Repeat what the lines below say, word for word, and skip every image.
----
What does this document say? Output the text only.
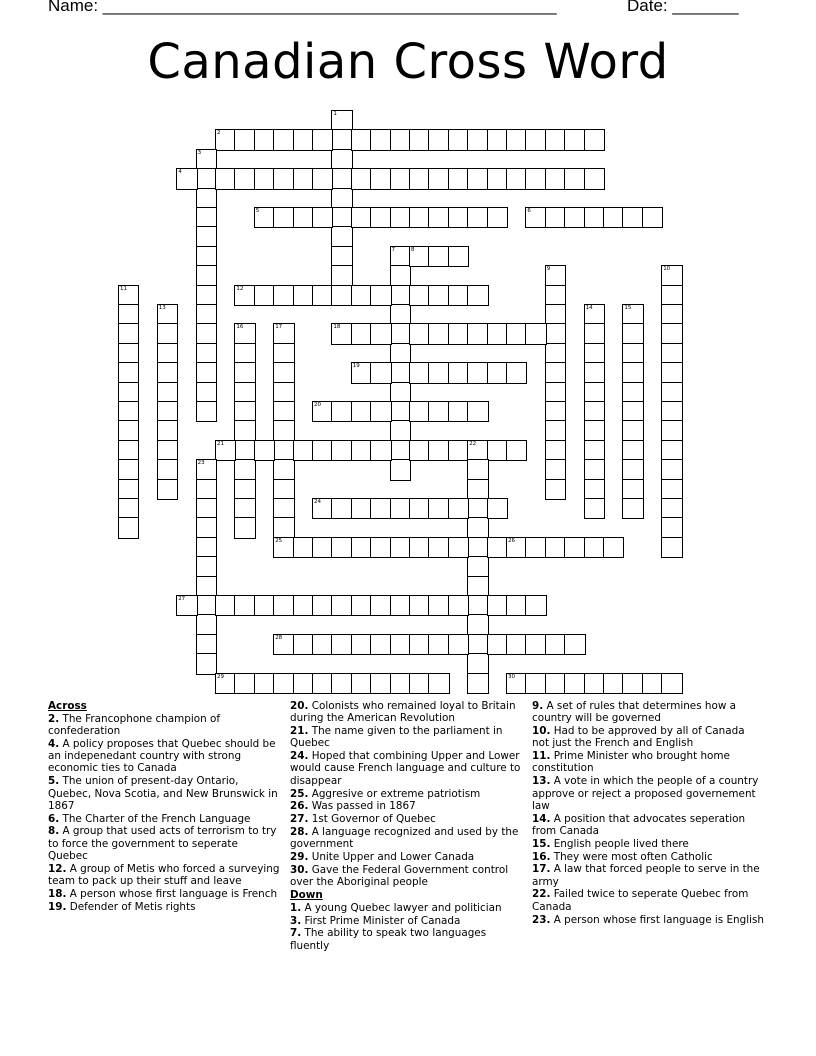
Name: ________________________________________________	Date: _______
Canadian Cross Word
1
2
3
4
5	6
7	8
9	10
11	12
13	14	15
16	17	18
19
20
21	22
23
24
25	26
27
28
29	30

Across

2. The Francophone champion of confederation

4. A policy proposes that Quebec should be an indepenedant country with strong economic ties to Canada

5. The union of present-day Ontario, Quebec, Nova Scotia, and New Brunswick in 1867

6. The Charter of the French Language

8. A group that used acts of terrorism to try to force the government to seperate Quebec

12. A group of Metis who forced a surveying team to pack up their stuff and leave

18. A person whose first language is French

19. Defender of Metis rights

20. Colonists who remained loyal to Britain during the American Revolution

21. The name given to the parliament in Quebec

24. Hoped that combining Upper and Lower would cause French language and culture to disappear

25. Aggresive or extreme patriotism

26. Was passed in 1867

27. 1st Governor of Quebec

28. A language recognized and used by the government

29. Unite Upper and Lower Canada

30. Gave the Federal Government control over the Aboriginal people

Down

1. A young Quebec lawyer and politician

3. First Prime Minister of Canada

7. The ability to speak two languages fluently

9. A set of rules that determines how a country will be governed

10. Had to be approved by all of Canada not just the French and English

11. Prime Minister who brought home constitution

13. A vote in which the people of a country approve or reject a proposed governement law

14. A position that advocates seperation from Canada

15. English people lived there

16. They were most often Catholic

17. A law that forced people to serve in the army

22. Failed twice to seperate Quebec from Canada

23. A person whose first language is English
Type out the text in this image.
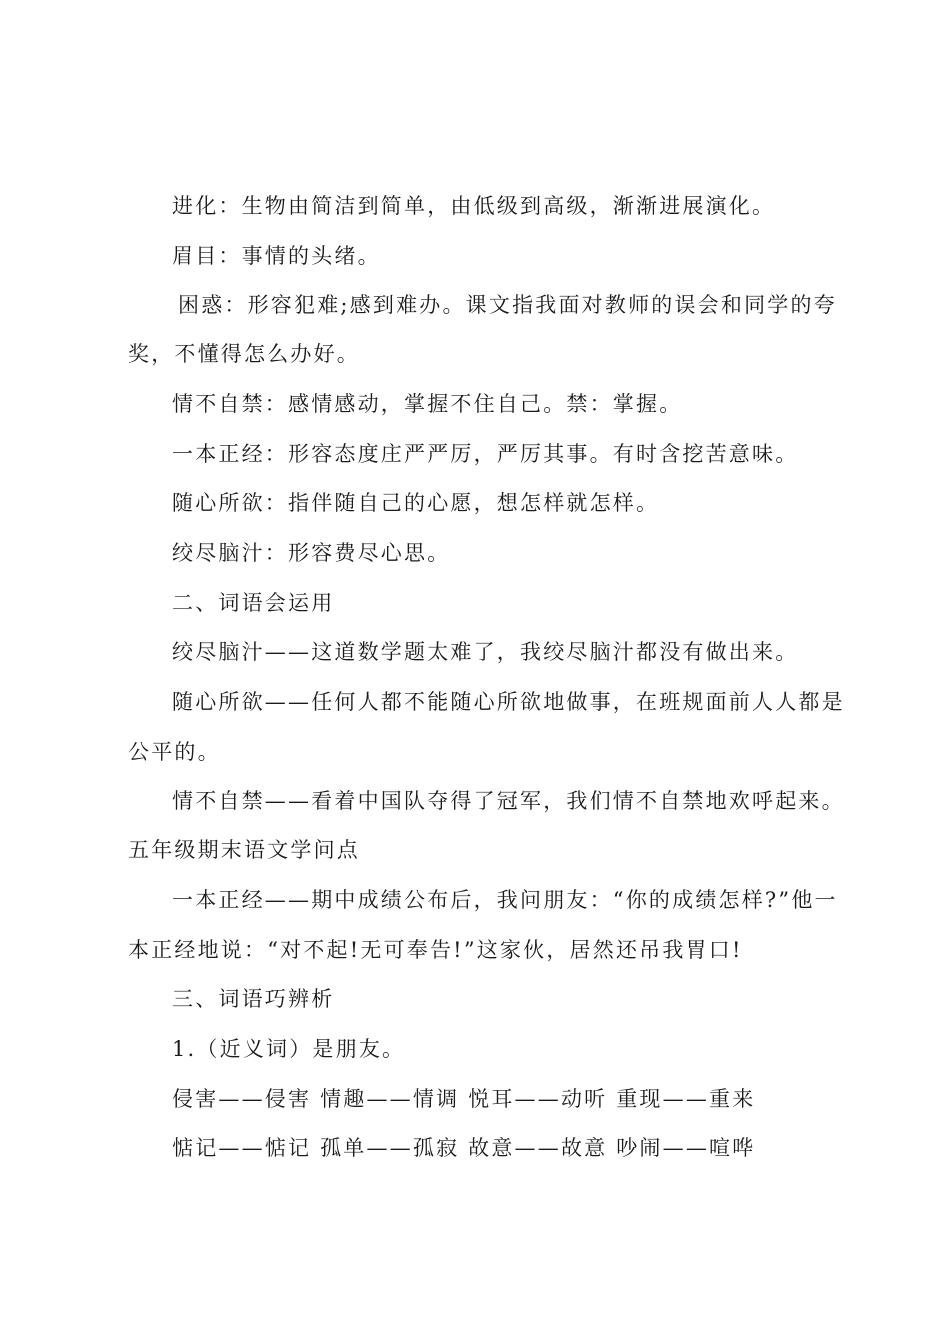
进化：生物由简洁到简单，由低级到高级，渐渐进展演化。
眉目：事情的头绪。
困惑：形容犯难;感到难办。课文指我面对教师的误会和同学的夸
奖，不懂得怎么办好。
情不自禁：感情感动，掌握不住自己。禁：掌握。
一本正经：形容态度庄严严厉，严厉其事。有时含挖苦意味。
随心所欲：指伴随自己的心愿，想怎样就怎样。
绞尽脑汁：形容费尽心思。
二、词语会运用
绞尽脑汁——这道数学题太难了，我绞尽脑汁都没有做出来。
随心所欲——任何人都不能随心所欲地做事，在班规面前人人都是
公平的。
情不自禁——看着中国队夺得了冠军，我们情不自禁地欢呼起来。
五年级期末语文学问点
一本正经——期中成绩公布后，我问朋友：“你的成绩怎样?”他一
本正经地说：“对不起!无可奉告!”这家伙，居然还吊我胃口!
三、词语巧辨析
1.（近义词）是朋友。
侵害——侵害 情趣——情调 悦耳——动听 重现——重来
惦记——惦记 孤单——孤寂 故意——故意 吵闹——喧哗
----
- **Finished task**:
What does this document say? Output the text only.
Name: ________________________________________________	Date: _______
Canadian Cross Word
1
2
3
4
5	6
7	8
9	10
11	12
13	14	15
16	17	18
19
20
21	22
23
24
25	26
27
28
29	30

Across

2. The Francophone champion of confederation

4. A policy proposes that Quebec should be an indepenedant country with strong economic ties to Canada

5. The union of present-day Ontario, Quebec, Nova Scotia, and New Brunswick in 1867

6. The Charter of the French Language

8. A group that used acts of terrorism to try to force the government to seperate Quebec

12. A group of Metis who forced a surveying team to pack up their stuff and leave

18. A person whose first language is French

19. Defender of Metis rights

20. Colonists who remained loyal to Britain during the American Revolution

21. The name given to the parliament in Quebec

24. Hoped that combining Upper and Lower would cause French language and culture to disappear

25. Aggresive or extreme patriotism

26. Was passed in 1867

27. 1st Governor of Quebec

28. A language recognized and used by the government

29. Unite Upper and Lower Canada

30. Gave the Federal Government control over the Aboriginal people

Down

1. A young Quebec lawyer and politician

3. First Prime Minister of Canada

7. The ability to speak two languages fluently

9. A set of rules that determines how a country will be governed

10. Had to be approved by all of Canada not just the French and English

11. Prime Minister who brought home constitution

13. A vote in which the people of a country approve or reject a proposed governement law

14. A position that advocates seperation from Canada

15. English people lived there

16. They were most often Catholic

17. A law that forced people to serve in the army

22. Failed twice to seperate Quebec from Canada

23. A person whose first language is English
Type out the text in this image.
进化：生物由简洁到简单，由低级到高级，渐渐进展演化。
眉目：事情的头绪。
困惑：形容犯难;感到难办。课文指我面对教师的误会和同学的夸
奖，不懂得怎么办好。
情不自禁：感情感动，掌握不住自己。禁：掌握。
一本正经：形容态度庄严严厉，严厉其事。有时含挖苦意味。
随心所欲：指伴随自己的心愿，想怎样就怎样。
绞尽脑汁：形容费尽心思。
二、词语会运用
绞尽脑汁——这道数学题太难了，我绞尽脑汁都没有做出来。
随心所欲——任何人都不能随心所欲地做事，在班规面前人人都是
公平的。
情不自禁——看着中国队夺得了冠军，我们情不自禁地欢呼起来。
五年级期末语文学问点
一本正经——期中成绩公布后，我问朋友：“你的成绩怎样?”他一
本正经地说：“对不起!无可奉告!”这家伙，居然还吊我胃口!
三、词语巧辨析
1.（近义词）是朋友。
侵害——侵害 情趣——情调 悦耳——动听 重现——重来
惦记——惦记 孤单——孤寂 故意——故意 吵闹——喧哗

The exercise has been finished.